### Work instructions
The entries below need to be written out exactly, with no pictures included.

### Data for processing
· · · · ·

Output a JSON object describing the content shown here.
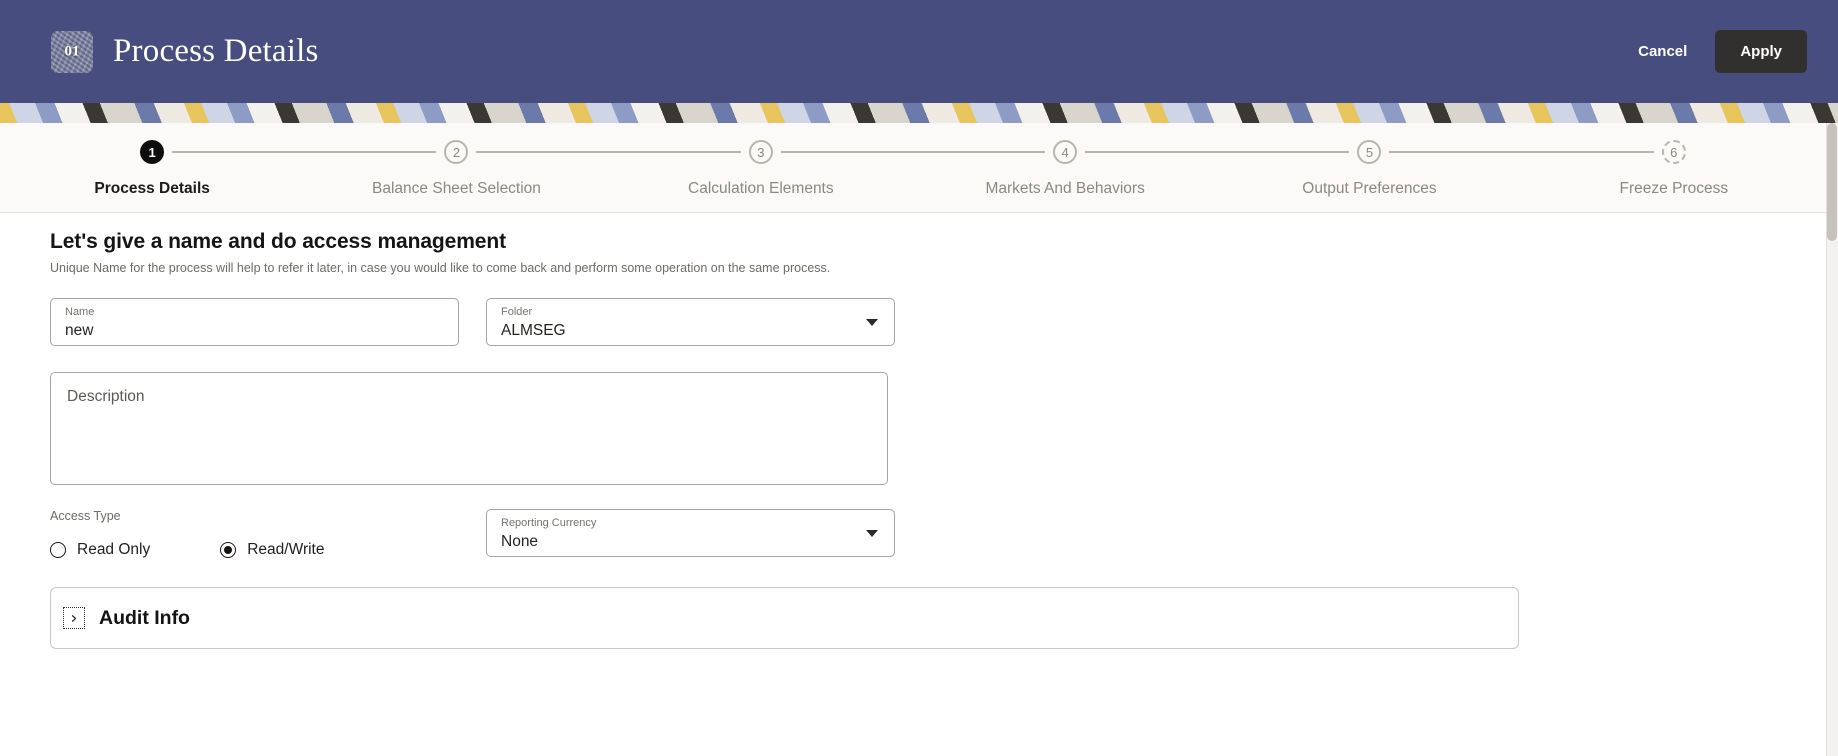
{
  "header": {
    "badge_number": "01",
    "title": "Process Details",
    "cancel_label": "Cancel",
    "apply_label": "Apply",
    "background_color": "#474d7e",
    "apply_color": "#32302e"
  },
  "stepper": {
    "steps": [
      {
        "number": "1",
        "label": "Process Details",
        "state": "active"
      },
      {
        "number": "2",
        "label": "Balance Sheet Selection",
        "state": "pending"
      },
      {
        "number": "3",
        "label": "Calculation Elements",
        "state": "pending"
      },
      {
        "number": "4",
        "label": "Markets And Behaviors",
        "state": "pending"
      },
      {
        "number": "5",
        "label": "Output Preferences",
        "state": "pending"
      },
      {
        "number": "6",
        "label": "Freeze Process",
        "state": "dashed"
      }
    ]
  },
  "main": {
    "heading": "Let's give a name and do access management",
    "subheading": "Unique Name for the process will help to refer it later, in case you would like to come back and perform some operation on the same process.",
    "name_field": {
      "label": "Name",
      "value": "new"
    },
    "folder_field": {
      "label": "Folder",
      "value": "ALMSEG"
    },
    "description_field": {
      "placeholder": "Description",
      "value": ""
    },
    "access_type": {
      "label": "Access Type",
      "options": [
        {
          "label": "Read Only",
          "selected": false
        },
        {
          "label": "Read/Write",
          "selected": true
        }
      ]
    },
    "reporting_currency": {
      "label": "Reporting Currency",
      "value": "None"
    },
    "audit_info": {
      "title": "Audit Info",
      "expanded": false,
      "toggle_icon": "chevron-right-icon"
    }
  }
}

· · · · ·

### Response
Output a JSON object describing the content shown here.
{
  "header": {
    "badge_number": "01",
    "title": "Process Details",
    "cancel_label": "Cancel",
    "apply_label": "Apply",
    "background_color": "#474d7e",
    "apply_color": "#32302e"
  },
  "stepper": {
    "steps": [
      {
        "number": "1",
        "label": "Process Details",
        "state": "active"
      },
      {
        "number": "2",
        "label": "Balance Sheet Selection",
        "state": "pending"
      },
      {
        "number": "3",
        "label": "Calculation Elements",
        "state": "pending"
      },
      {
        "number": "4",
        "label": "Markets And Behaviors",
        "state": "pending"
      },
      {
        "number": "5",
        "label": "Output Preferences",
        "state": "pending"
      },
      {
        "number": "6",
        "label": "Freeze Process",
        "state": "dashed"
      }
    ]
  },
  "main": {
    "heading": "Let's give a name and do access management",
    "subheading": "Unique Name for the process will help to refer it later, in case you would like to come back and perform some operation on the same process.",
    "name_field": {
      "label": "Name",
      "value": "new"
    },
    "folder_field": {
      "label": "Folder",
      "value": "ALMSEG"
    },
    "description_field": {
      "placeholder": "Description",
      "value": ""
    },
    "access_type": {
      "label": "Access Type",
      "options": [
        {
          "label": "Read Only",
          "selected": false
        },
        {
          "label": "Read/Write",
          "selected": true
        }
      ]
    },
    "reporting_currency": {
      "label": "Reporting Currency",
      "value": "None"
    },
    "audit_info": {
      "title": "Audit Info",
      "expanded": false,
      "toggle_icon": "chevron-right-icon"
    }
  }
}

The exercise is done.